INSTRUCTIONS TO FOLLOW
Leave out every picture, and restate word for word only the lines from the one containing "Convert this screenshot" through the end of the material.

TASK DATA
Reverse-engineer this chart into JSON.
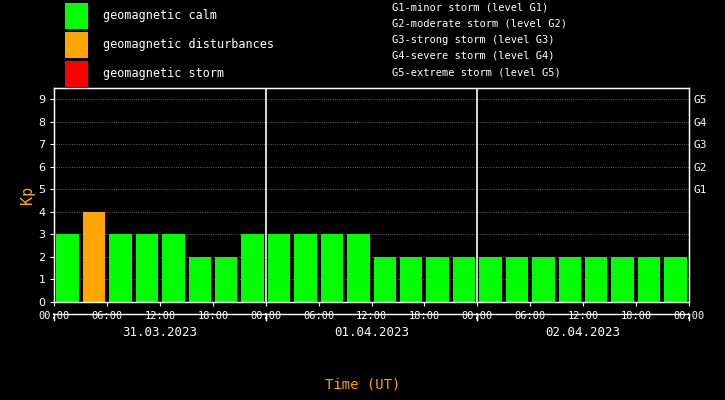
{
  "background_color": "#000000",
  "plot_bg_color": "#000000",
  "xlabel": "Time (UT)",
  "ylabel": "Kp",
  "ylabel_color": "#FFA500",
  "xlabel_color": "#FFA500",
  "ylim": [
    0,
    9.5
  ],
  "yticks": [
    0,
    1,
    2,
    3,
    4,
    5,
    6,
    7,
    8,
    9
  ],
  "right_labels": [
    "G5",
    "G4",
    "G3",
    "G2",
    "G1"
  ],
  "right_label_yvals": [
    9,
    8,
    7,
    6,
    5
  ],
  "legend_items": [
    {
      "label": "geomagnetic calm",
      "color": "#00FF00"
    },
    {
      "label": "geomagnetic disturbances",
      "color": "#FFA500"
    },
    {
      "label": "geomagnetic storm",
      "color": "#FF0000"
    }
  ],
  "legend_right_text": [
    "G1-minor storm (level G1)",
    "G2-moderate storm (level G2)",
    "G3-strong storm (level G3)",
    "G4-severe storm (level G4)",
    "G5-extreme storm (level G5)"
  ],
  "day_labels": [
    "31.03.2023",
    "01.04.2023",
    "02.04.2023"
  ],
  "kp_values": [
    3,
    4,
    3,
    3,
    3,
    2,
    2,
    3,
    3,
    3,
    3,
    3,
    2,
    2,
    2,
    2,
    2,
    2,
    2,
    2,
    2,
    2,
    2,
    2
  ],
  "bar_colors": [
    "#00FF00",
    "#FFA500",
    "#00FF00",
    "#00FF00",
    "#00FF00",
    "#00FF00",
    "#00FF00",
    "#00FF00",
    "#00FF00",
    "#00FF00",
    "#00FF00",
    "#00FF00",
    "#00FF00",
    "#00FF00",
    "#00FF00",
    "#00FF00",
    "#00FF00",
    "#00FF00",
    "#00FF00",
    "#00FF00",
    "#00FF00",
    "#00FF00",
    "#00FF00",
    "#00FF00"
  ],
  "tick_label_color": "#FFFFFF",
  "axis_color": "#FFFFFF",
  "text_color": "#FFFFFF",
  "monospace_font": "monospace",
  "bar_width": 0.85
}
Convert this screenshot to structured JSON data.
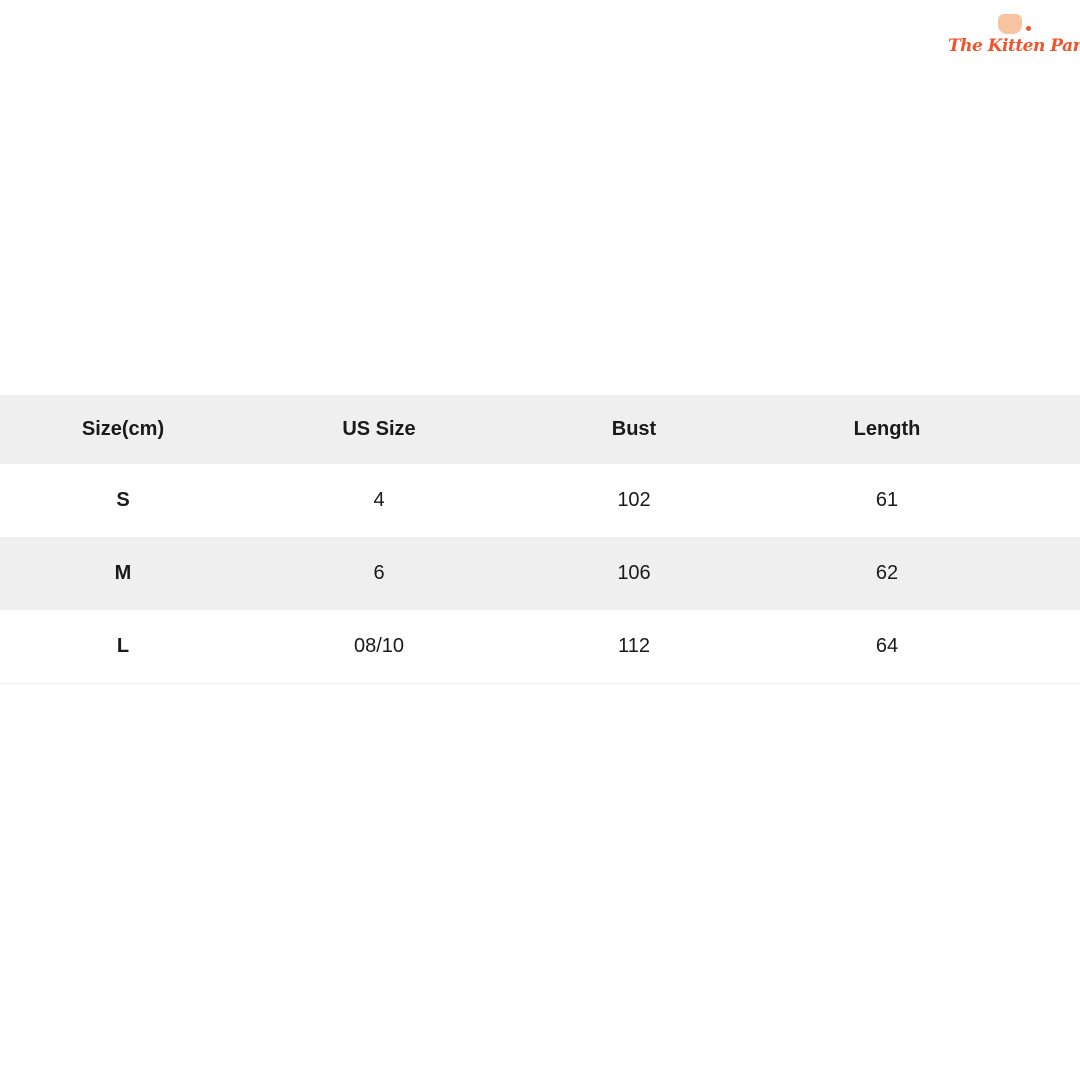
{
  "logo": {
    "text": "The Kitten Park",
    "color": "#f0542c"
  },
  "table": {
    "headers": [
      "Size(cm)",
      "US Size",
      "Bust",
      "Length"
    ],
    "rows": [
      [
        "S",
        "4",
        "102",
        "61"
      ],
      [
        "M",
        "6",
        "106",
        "62"
      ],
      [
        "L",
        "08/10",
        "112",
        "64"
      ]
    ],
    "shade_color": "#efefef"
  }
}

TASK RESULT
Convert this screenshot to structured JSON data.
{
  "logo": {
    "text": "The Kitten Park",
    "color": "#f0542c"
  },
  "table": {
    "headers": [
      "Size(cm)",
      "US Size",
      "Bust",
      "Length"
    ],
    "rows": [
      [
        "S",
        "4",
        "102",
        "61"
      ],
      [
        "M",
        "6",
        "106",
        "62"
      ],
      [
        "L",
        "08/10",
        "112",
        "64"
      ]
    ],
    "shade_color": "#efefef"
  }
}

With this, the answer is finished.